* [Data records]
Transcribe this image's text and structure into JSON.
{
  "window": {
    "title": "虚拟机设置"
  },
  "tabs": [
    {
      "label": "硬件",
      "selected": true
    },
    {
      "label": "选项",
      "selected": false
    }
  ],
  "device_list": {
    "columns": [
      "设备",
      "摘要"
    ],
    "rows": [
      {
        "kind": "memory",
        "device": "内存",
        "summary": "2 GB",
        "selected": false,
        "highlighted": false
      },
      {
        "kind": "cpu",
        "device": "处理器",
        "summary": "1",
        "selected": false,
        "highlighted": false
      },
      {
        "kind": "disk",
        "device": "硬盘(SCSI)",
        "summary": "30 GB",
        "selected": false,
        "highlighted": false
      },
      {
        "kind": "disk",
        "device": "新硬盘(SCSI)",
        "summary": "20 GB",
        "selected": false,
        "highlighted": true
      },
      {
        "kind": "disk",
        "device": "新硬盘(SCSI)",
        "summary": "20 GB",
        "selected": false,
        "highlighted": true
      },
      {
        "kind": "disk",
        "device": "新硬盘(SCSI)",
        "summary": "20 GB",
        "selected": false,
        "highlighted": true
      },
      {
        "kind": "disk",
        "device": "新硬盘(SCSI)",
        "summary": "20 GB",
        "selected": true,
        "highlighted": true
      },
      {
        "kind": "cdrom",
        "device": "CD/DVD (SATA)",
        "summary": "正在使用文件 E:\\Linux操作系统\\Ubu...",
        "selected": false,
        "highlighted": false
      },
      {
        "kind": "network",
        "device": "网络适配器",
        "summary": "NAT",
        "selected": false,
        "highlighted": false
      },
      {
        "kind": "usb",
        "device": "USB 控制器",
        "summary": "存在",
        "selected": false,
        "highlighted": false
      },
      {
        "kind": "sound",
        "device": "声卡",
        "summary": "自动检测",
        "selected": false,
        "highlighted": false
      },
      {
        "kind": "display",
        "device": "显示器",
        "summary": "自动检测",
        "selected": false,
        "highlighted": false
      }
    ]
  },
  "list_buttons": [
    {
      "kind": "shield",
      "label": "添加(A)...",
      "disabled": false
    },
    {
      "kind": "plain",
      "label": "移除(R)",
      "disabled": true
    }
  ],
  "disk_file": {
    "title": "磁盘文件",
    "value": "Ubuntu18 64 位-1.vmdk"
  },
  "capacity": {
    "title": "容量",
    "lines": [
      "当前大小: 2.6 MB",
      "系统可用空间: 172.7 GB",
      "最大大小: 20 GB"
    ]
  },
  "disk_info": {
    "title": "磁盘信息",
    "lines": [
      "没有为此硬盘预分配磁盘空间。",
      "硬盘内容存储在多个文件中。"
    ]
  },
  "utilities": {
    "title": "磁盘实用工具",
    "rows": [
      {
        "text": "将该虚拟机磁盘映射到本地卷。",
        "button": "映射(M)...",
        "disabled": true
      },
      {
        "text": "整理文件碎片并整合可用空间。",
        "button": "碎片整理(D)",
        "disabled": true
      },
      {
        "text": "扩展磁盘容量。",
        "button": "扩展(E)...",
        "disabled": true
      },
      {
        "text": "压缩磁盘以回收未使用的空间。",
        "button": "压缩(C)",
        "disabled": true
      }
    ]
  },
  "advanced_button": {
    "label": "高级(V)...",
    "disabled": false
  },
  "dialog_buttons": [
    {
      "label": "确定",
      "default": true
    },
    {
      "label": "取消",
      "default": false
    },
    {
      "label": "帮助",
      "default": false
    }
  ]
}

* [Exercise task]
Copy every record exactly as presented.

* [Written response]
Transcribe this image's text and structure into JSON.
{
  "window": {
    "title": "虚拟机设置"
  },
  "tabs": [
    {
      "label": "硬件",
      "selected": true
    },
    {
      "label": "选项",
      "selected": false
    }
  ],
  "device_list": {
    "columns": [
      "设备",
      "摘要"
    ],
    "rows": [
      {
        "kind": "memory",
        "device": "内存",
        "summary": "2 GB",
        "selected": false,
        "highlighted": false
      },
      {
        "kind": "cpu",
        "device": "处理器",
        "summary": "1",
        "selected": false,
        "highlighted": false
      },
      {
        "kind": "disk",
        "device": "硬盘(SCSI)",
        "summary": "30 GB",
        "selected": false,
        "highlighted": false
      },
      {
        "kind": "disk",
        "device": "新硬盘(SCSI)",
        "summary": "20 GB",
        "selected": false,
        "highlighted": true
      },
      {
        "kind": "disk",
        "device": "新硬盘(SCSI)",
        "summary": "20 GB",
        "selected": false,
        "highlighted": true
      },
      {
        "kind": "disk",
        "device": "新硬盘(SCSI)",
        "summary": "20 GB",
        "selected": false,
        "highlighted": true
      },
      {
        "kind": "disk",
        "device": "新硬盘(SCSI)",
        "summary": "20 GB",
        "selected": true,
        "highlighted": true
      },
      {
        "kind": "cdrom",
        "device": "CD/DVD (SATA)",
        "summary": "正在使用文件 E:\\Linux操作系统\\Ubu...",
        "selected": false,
        "highlighted": false
      },
      {
        "kind": "network",
        "device": "网络适配器",
        "summary": "NAT",
        "selected": false,
        "highlighted": false
      },
      {
        "kind": "usb",
        "device": "USB 控制器",
        "summary": "存在",
        "selected": false,
        "highlighted": false
      },
      {
        "kind": "sound",
        "device": "声卡",
        "summary": "自动检测",
        "selected": false,
        "highlighted": false
      },
      {
        "kind": "display",
        "device": "显示器",
        "summary": "自动检测",
        "selected": false,
        "highlighted": false
      }
    ]
  },
  "list_buttons": [
    {
      "kind": "shield",
      "label": "添加(A)...",
      "disabled": false
    },
    {
      "kind": "plain",
      "label": "移除(R)",
      "disabled": true
    }
  ],
  "disk_file": {
    "title": "磁盘文件",
    "value": "Ubuntu18 64 位-1.vmdk"
  },
  "capacity": {
    "title": "容量",
    "lines": [
      "当前大小: 2.6 MB",
      "系统可用空间: 172.7 GB",
      "最大大小: 20 GB"
    ]
  },
  "disk_info": {
    "title": "磁盘信息",
    "lines": [
      "没有为此硬盘预分配磁盘空间。",
      "硬盘内容存储在多个文件中。"
    ]
  },
  "utilities": {
    "title": "磁盘实用工具",
    "rows": [
      {
        "text": "将该虚拟机磁盘映射到本地卷。",
        "button": "映射(M)...",
        "disabled": true
      },
      {
        "text": "整理文件碎片并整合可用空间。",
        "button": "碎片整理(D)",
        "disabled": true
      },
      {
        "text": "扩展磁盘容量。",
        "button": "扩展(E)...",
        "disabled": true
      },
      {
        "text": "压缩磁盘以回收未使用的空间。",
        "button": "压缩(C)",
        "disabled": true
      }
    ]
  },
  "advanced_button": {
    "label": "高级(V)...",
    "disabled": false
  },
  "dialog_buttons": [
    {
      "label": "确定",
      "default": true
    },
    {
      "label": "取消",
      "default": false
    },
    {
      "label": "帮助",
      "default": false
    }
  ]
}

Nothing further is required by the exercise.